— START Excerpt to read —
In Search Of Aṅga – A Textual Excursion InTo Ṛgveda-Saṃhitā From A Yogic Perspective


The word Aṅga is very popular these days due to the expression aṣṭāṅga in the field of Yoga. The word is used to indicate the eight limbs of Yoga. The eight limbs that include āsana s and prāṇāyāma are considered central to the practice of Yoga. It is to be noted that the word Aṅga is not used only in the context of Yoga. Terms like Vedāṅga, caturaṅga are also famous. But the article is addressed to the Yogic fraternity, and that is why aṣṭāṅga was mentioned initially.

On its own, generally, the word Aṅga refers to limbs especially, especially the limbs of the body.  We find mentioned in Yogic lore that through the practices of Āsana-s lightness of the Aṅgas (limbs) of the body is attained. The Haṭhayogapradīpikā states –

कुर्यात् तदासनं स्थैर्यमारोग्यं चाङ्गलाघवम्

kuryāt tadāsanaṃ sthairyamārogyaṃ cāṅgalāghavam (HYP 1.17)

The practice of Āsana leads to steadiness, freedom from illness and lightness in Aṅgas (limbs )

As a practitioner of Yoga, a curiosity arose in my mind about oldest references of the term Aṅga. The oldest source of Indic knowledge is accepted as Ṛgveda-saṃhitā, which is placed beyond 1500 BCE.

As a Saṃskṛtist besides being a Yoga practitioner, I had access to the Ṛgveda-saṃhitā with the  commentary of Śrī Sāyaṇācārya (14th Century). Hence I set out on a time travel/excursion into Ṛgveda-saṃhitā to understand the usages of the term Aṅga in this very ancient source and also gain insights that might add value to my teaching and learning of Yoga.

 Etymology and Lexicons on Aṅga

अङ्ग+ अच् = अङ्गम्

Aṅga+ ac = aṅgam[1]

[2]The verbal root is Aṅga. The meaning of the root is gati – movement

The suffix added is ac to indicate the meaning kartā, the doer

Hence  अङ्गति गच्छति इति अङ्गम् – aṅgati gaccati iti aṅgam–Thus as per etymology, we understand that aṅga refers to limbs in the sense of “that which moves”.
— END Excerpt to read —
**Short problem 1**
Rewrite the paragraph of the article on Aṅga that begins "The word Aṅga is very popular these days" as a short bulleted list that keeps its main facts.
**Short problem 2**
Carry the article on Aṅga forward from its final sentence, extending the section on etymology and lexicons in the same formal register.
The entries placed after the article on Aṅga are not required for this work.
— START Excerpted data —
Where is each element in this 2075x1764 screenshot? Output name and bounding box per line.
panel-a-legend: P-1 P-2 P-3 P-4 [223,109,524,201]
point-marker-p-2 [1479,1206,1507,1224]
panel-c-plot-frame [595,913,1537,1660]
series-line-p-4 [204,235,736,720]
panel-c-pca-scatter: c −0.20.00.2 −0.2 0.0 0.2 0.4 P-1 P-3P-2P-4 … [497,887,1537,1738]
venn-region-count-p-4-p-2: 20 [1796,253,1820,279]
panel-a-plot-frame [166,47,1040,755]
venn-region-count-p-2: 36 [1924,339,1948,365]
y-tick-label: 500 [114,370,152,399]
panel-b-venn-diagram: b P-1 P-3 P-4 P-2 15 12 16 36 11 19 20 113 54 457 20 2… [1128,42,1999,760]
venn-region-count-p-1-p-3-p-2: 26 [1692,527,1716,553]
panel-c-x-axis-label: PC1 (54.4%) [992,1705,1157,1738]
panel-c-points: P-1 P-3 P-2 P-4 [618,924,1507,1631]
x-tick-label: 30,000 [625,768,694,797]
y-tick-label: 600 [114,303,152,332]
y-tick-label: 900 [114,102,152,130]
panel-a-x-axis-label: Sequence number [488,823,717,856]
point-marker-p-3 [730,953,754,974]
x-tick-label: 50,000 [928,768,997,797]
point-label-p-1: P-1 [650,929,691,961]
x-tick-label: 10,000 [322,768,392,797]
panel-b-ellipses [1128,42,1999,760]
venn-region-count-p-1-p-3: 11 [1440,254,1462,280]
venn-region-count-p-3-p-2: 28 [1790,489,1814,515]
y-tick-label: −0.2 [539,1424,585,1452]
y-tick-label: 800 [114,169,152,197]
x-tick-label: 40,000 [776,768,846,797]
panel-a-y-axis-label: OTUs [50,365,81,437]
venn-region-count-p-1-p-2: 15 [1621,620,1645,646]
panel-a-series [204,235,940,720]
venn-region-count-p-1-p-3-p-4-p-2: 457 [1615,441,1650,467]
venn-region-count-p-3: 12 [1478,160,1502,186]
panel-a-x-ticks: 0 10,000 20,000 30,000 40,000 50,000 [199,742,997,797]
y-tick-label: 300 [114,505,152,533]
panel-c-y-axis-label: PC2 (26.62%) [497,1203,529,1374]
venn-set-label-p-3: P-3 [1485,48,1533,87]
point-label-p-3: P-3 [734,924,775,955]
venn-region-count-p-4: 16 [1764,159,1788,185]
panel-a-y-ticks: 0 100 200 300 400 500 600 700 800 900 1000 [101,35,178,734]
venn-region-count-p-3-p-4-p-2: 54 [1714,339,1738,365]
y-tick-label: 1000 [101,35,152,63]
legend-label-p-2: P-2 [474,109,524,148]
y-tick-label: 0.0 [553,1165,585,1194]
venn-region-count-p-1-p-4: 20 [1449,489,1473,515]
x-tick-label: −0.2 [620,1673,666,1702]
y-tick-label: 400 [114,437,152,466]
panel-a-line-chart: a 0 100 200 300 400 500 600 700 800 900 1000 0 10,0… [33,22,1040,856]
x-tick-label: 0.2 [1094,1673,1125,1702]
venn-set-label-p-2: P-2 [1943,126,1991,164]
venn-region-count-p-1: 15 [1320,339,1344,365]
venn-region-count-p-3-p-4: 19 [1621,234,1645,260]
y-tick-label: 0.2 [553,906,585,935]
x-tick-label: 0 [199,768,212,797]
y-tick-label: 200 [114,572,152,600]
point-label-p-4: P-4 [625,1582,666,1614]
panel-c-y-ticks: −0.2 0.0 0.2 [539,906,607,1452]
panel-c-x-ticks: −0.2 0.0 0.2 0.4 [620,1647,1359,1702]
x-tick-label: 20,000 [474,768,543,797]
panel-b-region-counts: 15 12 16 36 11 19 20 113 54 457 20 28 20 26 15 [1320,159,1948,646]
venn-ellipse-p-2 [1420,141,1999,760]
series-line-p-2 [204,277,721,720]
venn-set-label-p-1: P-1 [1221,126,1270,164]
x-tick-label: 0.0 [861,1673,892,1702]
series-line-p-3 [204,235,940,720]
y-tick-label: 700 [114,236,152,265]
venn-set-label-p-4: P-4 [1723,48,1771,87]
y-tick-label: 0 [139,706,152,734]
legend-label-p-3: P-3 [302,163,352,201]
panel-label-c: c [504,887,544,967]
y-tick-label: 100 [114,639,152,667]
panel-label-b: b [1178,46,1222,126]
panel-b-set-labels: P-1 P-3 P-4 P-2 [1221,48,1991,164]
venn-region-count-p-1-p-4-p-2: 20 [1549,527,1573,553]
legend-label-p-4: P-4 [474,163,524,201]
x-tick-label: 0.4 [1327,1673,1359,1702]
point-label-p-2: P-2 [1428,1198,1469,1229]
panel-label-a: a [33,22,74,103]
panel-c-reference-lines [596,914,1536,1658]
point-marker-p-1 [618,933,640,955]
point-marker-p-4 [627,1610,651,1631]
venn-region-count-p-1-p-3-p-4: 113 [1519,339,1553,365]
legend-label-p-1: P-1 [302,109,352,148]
— END Excerpted data —
**Task result 1**
- The word Aṅga is widely known today through aṣṭāṅga, the eight limbs of Yoga.
- These eight limbs, which include āsanas and prāṇāyāma, are considered central to the practice of Yoga.
- The word is not confined to Yoga; terms such as Vedāṅga and caturaṅga are also well known.
- Aṣṭāṅga is mentioned first because the article is addressed to the Yoga community.

**Task result 2**
Amarakośa, an important Saṃskṛta lexicon (placed anywhere between 4th to 7th century CE) presents the synonyms of Aṅga (in the sense of limb) as follows–

अङ्गं प्रतीकोऽवयवोऽपघनः

aṅgaṃ pratīko’vayavo’paghanaḥ (

The terms aṅga,pratīka,avayava and apaghana are synonyms.

Amarakośa also indicates other meanings of the word when used as an indeclinable. The references in that connection are as follows –

स्युः प्याट्पाडङ्ग हे है भोः …

syuḥ pyāṭpāḍaṅga he hai bhoḥ …(

pyāṭ, pāḍ, aṅga, he, hai, bhoḥ  are words uttered to just draw attention (of people before starting to communicating with them.)


punararthe’ṅga… (3.4.19)

aṅga is used to indicate again.

The Avyaya-kośa (a dictionary of indeclinable-s) states –

अङ्ग पूजासम्बोधनयोः

aṅga pūjāsambodhanayoḥ (pg.6) –

Aṅga is used to indicate worship and addressing.

In the auto commentary in the same work, a statement attributed to Śākaṭāyana is mentioned –

…समृद्ध्युपयोगप्रातिलोम्येषु इति शाकटायनः

…samṛddhyupayogaprātilomyeṣu iti śākaṭāyanaḥ (pg.6) –

…according to Śākaṭāyana (aṅga is used to indicate) prosperity, use, and converse.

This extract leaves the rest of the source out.